## Problem to work on:
Pick every line with "marker" from the material below.

## Entries provided:

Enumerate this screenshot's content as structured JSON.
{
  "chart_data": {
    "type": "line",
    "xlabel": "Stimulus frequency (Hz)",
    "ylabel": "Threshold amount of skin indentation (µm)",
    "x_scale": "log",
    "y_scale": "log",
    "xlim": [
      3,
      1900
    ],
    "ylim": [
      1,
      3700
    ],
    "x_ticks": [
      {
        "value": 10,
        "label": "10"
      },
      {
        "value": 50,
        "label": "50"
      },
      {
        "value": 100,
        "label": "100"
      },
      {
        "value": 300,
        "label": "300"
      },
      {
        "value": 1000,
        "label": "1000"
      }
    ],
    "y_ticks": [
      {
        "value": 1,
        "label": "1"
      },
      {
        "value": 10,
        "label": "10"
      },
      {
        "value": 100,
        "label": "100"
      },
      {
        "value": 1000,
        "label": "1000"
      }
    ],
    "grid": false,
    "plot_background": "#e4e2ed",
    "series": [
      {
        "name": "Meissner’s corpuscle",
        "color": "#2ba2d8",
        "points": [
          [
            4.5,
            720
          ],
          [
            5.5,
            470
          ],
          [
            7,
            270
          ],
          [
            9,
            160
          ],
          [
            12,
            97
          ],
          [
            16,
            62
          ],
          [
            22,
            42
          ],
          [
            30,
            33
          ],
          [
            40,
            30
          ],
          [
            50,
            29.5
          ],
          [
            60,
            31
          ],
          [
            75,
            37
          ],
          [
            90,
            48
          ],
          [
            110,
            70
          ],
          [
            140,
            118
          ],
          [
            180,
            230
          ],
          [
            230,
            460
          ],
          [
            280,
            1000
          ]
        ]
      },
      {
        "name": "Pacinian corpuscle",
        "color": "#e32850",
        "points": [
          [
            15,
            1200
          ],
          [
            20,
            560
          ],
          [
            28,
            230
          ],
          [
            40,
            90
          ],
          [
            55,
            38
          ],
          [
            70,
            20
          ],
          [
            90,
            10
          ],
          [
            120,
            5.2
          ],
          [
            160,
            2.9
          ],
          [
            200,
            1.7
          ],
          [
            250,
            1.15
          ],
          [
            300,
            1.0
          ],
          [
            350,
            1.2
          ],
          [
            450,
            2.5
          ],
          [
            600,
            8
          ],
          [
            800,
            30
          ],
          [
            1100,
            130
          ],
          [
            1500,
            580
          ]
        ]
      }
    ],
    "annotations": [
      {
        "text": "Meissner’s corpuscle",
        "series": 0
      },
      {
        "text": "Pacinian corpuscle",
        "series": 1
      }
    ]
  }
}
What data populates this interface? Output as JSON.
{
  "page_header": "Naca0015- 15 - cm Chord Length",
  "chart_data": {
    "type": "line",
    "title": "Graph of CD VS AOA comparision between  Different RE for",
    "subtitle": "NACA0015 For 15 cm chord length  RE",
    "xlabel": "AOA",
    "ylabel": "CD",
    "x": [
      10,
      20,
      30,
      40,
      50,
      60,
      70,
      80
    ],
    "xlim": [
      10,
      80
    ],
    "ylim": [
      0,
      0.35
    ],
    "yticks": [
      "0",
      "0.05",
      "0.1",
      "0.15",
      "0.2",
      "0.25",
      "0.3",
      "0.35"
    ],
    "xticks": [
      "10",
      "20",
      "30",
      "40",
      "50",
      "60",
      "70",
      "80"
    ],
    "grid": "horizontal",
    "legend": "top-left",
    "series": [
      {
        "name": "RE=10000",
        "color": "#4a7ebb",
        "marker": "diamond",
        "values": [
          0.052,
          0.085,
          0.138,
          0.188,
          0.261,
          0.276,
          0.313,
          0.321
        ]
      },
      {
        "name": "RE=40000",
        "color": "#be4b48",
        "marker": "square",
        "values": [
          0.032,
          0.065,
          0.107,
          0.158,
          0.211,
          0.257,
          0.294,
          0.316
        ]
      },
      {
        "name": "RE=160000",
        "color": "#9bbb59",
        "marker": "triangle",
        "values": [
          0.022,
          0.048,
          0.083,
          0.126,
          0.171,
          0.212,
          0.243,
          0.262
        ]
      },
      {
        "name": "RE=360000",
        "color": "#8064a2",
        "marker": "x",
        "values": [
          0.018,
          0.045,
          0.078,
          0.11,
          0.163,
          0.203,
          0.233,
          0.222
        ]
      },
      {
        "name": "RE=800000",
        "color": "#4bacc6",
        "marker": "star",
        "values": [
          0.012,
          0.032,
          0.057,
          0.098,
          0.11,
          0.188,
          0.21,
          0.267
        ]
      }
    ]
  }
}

## Answer to the exercise:
        "marker": "diamond",
        "marker": "square",
        "marker": "triangle",
        "marker": "x",
        "marker": "star",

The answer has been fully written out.